That's worth the $8 in API credit ten times over and no amount of parroting the "stochastic parrot" phrase (see what I did there?) would change my mind.

  • Yes, that’s true and very cool but you’re an expert. Where do the next generation you’s come from? The ones that did not do weeks of dead-end research which built resilience, skill and the experience to tell Claude now saves them time? You cannot skip that admittedly tedious part of life for free.

    I think pro-AI people sometimes forget/ignore the second order effects on society. I worry about that.

    • On the other hand, I remember lots of stupid beginners questions I had, when learning to programm. My peers did not know them either and I had to wait sometimes days for the opportunity to ask someone advanced who knew. Blocking my progress.

      (Asking online was a possibility, but instead of helpful answers, insults for being newb was the standard response)

      With a LLM I would have had a likely correct answer immediately.

      And yes, yes what if it is wrong?

      Well, I was also taught plenty of wrong stuff from human teachers as well. I learned to think for myself. I doubt anyone decently smart who now grews up with those tools, think they are flawless.

      In the end, you are responsible for the product. If it works, if it passes the tests, you succeeded. That did not change.

      9 replies →

    • > Yes, that’s true and very cool but you’re an expert. Where do the next generation you’s come from?

      I agree that this is a concern, and I even worry about it for myself. Did I miss the opportunity to add another brick to the foundation of my expertise because Claude helped me out? Would I be marginally better at solving the next problem if I'd worked through the week I saved?

      Even if the concern isn't some specific knowledge I'd have gained - did I lose out on a few "reps" to build grit, determination? Am I training myself to only like easy solutions that come out of Claude? Are there problems I won't want to solve because they're too difficult for this new "augmented" workflow?

# Apply what you read
#1 In the forum thread about AI, what did asking online usually get the commenter who was learning to program, instead of helpful answers?
#2 Can you pick up the forum thread about AI after its final sentence and keep it going?

[Structured page parsing data]
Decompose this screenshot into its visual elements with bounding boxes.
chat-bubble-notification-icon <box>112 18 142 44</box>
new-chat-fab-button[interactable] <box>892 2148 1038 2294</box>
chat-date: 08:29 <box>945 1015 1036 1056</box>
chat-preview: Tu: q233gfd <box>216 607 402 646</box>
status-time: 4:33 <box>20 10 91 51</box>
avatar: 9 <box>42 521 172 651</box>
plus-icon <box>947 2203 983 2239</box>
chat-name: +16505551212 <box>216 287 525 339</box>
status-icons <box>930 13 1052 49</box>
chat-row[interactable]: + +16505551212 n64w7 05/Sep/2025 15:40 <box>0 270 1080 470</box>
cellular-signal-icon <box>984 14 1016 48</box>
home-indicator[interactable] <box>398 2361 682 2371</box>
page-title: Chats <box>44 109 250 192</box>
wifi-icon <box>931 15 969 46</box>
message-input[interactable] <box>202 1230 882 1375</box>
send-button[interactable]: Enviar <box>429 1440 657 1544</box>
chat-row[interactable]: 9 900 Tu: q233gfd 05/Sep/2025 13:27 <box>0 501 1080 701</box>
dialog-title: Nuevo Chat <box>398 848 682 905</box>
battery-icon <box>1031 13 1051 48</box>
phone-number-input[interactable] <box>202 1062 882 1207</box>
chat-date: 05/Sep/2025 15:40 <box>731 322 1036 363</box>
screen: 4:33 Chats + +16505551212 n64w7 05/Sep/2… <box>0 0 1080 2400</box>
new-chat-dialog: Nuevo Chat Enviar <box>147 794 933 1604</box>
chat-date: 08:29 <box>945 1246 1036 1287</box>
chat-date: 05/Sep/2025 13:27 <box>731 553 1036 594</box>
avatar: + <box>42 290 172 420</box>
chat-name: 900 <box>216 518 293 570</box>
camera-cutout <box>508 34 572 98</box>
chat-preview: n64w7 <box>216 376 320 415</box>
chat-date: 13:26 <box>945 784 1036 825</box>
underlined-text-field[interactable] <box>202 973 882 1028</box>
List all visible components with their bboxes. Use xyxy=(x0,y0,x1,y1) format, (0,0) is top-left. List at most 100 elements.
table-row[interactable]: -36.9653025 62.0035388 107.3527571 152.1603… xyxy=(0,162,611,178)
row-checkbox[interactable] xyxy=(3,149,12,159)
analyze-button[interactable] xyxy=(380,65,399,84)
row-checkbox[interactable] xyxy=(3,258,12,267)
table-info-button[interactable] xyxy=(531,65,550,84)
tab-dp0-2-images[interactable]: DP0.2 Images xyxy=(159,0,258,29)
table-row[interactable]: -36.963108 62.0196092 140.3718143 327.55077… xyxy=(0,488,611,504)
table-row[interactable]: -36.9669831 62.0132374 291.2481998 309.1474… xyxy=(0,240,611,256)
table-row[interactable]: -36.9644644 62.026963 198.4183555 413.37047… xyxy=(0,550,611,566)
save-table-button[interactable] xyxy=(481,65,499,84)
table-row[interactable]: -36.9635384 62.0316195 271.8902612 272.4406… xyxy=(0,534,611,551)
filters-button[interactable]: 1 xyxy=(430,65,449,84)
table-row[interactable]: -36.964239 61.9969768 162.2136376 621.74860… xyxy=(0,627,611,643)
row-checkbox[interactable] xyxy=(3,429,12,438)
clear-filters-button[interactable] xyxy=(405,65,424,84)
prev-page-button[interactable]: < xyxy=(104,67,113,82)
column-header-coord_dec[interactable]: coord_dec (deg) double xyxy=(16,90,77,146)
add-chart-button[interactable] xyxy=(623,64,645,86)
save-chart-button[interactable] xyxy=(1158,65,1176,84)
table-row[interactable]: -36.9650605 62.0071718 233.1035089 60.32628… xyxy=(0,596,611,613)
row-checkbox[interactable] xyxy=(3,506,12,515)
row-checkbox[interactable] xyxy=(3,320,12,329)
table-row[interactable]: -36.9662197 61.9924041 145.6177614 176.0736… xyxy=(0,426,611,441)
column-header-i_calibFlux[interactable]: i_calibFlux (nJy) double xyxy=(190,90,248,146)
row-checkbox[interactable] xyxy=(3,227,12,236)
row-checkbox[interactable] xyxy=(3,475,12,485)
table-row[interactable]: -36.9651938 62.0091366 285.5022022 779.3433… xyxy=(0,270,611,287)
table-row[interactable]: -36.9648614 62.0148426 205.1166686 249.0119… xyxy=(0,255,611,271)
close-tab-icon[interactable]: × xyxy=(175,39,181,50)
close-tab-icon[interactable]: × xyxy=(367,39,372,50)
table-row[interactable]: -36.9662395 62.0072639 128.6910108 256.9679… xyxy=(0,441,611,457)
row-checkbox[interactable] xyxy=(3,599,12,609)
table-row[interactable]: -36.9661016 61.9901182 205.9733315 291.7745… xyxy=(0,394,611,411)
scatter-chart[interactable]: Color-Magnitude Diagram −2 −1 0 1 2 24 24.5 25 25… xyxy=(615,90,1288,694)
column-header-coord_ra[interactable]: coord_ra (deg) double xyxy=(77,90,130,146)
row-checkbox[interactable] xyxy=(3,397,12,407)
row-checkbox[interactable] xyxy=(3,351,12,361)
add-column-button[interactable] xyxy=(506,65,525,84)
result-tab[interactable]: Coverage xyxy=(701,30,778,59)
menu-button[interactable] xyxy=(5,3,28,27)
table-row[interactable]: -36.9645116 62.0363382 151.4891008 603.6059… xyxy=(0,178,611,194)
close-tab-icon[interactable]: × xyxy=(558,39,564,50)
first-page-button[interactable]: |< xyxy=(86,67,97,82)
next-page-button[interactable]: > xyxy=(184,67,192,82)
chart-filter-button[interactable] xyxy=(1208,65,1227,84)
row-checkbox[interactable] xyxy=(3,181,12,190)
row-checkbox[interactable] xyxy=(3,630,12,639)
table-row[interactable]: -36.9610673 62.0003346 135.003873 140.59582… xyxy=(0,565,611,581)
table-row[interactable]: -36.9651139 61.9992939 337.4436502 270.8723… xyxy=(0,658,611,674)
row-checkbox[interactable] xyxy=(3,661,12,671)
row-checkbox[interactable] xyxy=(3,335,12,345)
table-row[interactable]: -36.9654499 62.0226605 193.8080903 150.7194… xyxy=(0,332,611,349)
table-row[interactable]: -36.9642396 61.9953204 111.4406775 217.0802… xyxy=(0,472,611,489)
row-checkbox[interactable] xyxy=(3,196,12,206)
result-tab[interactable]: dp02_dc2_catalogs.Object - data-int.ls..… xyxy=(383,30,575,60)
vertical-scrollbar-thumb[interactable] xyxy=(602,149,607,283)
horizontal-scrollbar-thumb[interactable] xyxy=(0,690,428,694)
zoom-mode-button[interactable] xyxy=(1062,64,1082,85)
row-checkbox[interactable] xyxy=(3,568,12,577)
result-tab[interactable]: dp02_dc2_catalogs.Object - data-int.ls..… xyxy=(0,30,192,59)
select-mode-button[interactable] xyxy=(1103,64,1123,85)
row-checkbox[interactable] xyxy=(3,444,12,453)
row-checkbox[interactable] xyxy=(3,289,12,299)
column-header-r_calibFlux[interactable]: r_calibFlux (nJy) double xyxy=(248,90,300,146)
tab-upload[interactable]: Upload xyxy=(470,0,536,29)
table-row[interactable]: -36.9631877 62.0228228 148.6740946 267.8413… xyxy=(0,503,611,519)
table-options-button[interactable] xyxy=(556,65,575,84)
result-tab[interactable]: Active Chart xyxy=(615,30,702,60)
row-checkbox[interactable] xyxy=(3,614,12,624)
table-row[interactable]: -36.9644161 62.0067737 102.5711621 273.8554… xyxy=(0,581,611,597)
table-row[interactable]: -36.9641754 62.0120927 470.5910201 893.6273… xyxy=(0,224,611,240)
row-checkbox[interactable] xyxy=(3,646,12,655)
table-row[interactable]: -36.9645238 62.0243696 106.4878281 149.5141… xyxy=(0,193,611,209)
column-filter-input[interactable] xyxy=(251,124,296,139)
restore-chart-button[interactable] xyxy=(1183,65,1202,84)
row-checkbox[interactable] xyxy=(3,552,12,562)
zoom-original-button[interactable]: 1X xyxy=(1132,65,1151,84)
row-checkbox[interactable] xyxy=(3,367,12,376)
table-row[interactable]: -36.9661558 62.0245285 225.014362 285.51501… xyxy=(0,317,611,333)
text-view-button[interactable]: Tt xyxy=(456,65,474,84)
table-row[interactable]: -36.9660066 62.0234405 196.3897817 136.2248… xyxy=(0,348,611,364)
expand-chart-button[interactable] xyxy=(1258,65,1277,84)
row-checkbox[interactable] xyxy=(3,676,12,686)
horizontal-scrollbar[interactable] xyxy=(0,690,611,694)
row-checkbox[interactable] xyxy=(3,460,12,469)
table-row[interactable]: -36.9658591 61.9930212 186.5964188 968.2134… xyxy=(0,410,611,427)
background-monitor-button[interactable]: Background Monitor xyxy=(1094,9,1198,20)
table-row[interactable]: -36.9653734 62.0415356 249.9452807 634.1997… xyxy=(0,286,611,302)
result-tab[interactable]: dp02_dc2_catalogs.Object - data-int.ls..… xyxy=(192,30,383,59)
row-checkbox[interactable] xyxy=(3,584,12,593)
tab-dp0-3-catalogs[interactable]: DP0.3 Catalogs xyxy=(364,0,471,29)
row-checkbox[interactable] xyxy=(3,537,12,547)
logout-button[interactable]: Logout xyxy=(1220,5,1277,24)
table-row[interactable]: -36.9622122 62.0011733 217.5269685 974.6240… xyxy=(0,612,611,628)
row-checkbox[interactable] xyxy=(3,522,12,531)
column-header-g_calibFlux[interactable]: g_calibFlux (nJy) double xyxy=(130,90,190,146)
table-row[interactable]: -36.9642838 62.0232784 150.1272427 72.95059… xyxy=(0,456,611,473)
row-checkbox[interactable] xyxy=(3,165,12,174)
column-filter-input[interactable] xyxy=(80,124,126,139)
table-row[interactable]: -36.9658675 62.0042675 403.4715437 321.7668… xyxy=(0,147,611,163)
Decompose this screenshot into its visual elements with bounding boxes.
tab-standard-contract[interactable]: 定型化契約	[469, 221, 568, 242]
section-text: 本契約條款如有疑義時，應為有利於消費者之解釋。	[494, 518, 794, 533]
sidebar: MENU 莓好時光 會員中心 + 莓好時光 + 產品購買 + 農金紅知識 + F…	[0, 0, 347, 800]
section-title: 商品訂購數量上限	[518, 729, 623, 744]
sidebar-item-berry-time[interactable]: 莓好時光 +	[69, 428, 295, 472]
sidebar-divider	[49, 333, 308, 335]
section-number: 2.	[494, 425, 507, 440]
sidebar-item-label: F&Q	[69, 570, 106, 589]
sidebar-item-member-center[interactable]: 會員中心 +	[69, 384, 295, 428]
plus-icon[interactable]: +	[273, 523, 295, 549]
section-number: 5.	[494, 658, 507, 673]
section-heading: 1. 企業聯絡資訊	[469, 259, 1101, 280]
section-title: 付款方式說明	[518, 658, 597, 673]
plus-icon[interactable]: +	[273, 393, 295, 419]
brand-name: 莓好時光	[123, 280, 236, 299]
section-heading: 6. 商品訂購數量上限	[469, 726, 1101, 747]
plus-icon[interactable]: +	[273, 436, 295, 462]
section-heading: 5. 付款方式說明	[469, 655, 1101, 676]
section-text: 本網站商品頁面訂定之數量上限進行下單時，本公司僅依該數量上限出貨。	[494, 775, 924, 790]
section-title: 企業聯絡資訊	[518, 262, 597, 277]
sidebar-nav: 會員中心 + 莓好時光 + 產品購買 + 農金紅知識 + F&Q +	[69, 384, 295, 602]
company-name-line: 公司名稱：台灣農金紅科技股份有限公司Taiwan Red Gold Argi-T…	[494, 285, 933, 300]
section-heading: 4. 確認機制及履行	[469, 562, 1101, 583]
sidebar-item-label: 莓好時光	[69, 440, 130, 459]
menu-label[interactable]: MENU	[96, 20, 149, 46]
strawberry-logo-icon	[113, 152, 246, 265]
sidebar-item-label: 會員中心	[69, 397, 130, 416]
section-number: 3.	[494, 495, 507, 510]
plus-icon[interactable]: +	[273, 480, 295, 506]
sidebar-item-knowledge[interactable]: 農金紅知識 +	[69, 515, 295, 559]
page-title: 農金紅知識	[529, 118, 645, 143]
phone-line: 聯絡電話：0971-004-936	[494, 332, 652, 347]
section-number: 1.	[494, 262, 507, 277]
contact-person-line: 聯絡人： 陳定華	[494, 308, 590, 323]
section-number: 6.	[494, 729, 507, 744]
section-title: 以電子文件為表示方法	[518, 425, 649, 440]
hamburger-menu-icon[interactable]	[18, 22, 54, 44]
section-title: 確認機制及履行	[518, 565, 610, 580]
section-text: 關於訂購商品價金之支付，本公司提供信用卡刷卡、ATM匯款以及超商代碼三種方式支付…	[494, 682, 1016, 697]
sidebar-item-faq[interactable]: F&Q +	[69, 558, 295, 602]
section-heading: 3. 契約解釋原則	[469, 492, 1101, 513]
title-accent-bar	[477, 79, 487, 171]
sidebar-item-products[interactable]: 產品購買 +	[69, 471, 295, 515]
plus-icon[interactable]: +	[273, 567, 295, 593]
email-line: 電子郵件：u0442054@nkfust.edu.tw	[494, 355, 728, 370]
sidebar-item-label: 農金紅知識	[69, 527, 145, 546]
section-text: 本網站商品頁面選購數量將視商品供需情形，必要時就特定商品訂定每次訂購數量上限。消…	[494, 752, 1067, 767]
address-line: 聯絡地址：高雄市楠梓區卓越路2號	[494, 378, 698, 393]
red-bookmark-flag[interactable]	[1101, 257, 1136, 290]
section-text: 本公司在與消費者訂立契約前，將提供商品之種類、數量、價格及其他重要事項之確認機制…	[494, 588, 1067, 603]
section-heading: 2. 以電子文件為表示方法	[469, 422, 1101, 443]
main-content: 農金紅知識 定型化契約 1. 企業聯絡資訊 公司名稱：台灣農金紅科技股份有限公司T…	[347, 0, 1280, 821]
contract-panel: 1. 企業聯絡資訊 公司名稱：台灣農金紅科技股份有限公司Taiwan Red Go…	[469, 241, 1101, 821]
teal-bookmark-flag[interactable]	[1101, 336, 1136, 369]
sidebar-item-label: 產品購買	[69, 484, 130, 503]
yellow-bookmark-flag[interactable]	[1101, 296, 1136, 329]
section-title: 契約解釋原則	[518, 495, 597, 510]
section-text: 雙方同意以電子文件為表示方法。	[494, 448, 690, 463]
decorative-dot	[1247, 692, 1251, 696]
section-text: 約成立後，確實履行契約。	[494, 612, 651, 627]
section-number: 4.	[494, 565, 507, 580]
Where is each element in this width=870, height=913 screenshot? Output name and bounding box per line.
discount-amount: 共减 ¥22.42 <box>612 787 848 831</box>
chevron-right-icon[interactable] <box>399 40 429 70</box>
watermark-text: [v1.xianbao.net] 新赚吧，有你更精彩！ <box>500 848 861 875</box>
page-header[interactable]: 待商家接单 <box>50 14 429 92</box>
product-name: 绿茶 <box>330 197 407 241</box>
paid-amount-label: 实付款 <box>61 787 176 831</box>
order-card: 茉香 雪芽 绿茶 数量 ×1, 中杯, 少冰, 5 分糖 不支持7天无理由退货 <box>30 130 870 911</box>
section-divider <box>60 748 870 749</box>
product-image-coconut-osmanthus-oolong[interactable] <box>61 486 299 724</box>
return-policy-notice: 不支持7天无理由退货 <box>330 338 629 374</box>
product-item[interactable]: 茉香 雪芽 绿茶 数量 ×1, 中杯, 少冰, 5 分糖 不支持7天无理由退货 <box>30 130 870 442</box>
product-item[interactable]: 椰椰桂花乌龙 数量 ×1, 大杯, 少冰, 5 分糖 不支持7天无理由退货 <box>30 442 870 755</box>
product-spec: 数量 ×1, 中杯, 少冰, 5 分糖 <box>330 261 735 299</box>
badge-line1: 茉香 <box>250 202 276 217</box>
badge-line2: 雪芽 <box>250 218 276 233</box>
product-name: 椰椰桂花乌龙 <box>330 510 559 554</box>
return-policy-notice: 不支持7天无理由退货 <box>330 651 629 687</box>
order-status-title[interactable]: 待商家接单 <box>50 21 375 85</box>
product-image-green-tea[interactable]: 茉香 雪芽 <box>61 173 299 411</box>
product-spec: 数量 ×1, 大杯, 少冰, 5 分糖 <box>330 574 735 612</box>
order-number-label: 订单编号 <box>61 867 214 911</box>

# Per-task outputs
#1 Insults for being a newb.

#2
      I don't know the answers - I can only say that I do care, and at the very least I'm aware that there are new dynamics affecting my work and expertise that are worthy of consideration.

    • I think there will always be people who want to look under the layers of abstraction, and people who don't care. All the abstractions we've created for computing has lowered the barrier of entry for people who want to create useful applications and otherwise don't care. If anything, LLMs make the process of learning for those in the former group much easier, something that only search really did previously.

      I do think it's entirely plausible that a lot of people who otherwise would have wanted to learn more will grow up getting used to instant results and will simply not do anything the LLM can't do or tell them. Kind of similar to how my social media addicted brain gets antsy if it goes more than an hour without a fast dopamine hit (hence me being on HN right now...).

> Domain discovery is so underrated. LLMs remove so much friction that makes everything so incredibly accessible.

And, unfortunately, a lot of friction from not having access to information in the first place. I've read a bunch of docs from people talking to Glean in order to explore a new topic; if it's a topic I'm actually very familiar with then four out of five times it is somewhere from misleading to catastrophically wrong. Any internal terminology that doesn't match the common usage outside of our organization poisons the whole session and it will make up things to join the meanings together, and the prompter is none the wiser.

I trust AI only as a gap filler in domains that I'm already an expert in or where there's little internal context, anything else is intellectual suicide.

  • I feel like if you're using it in the right way, asking the AI to write code, or give domain context in a specific way then the answers it gives are easily verifiable enough- and it's domain knowledge you wouldn't have gotten very easily through a series of google searches- LLMs as a kind of search can work great.

No doubt. The tedious stuff is just a time saver. The domain discovery is often the difference between making progress and giving up.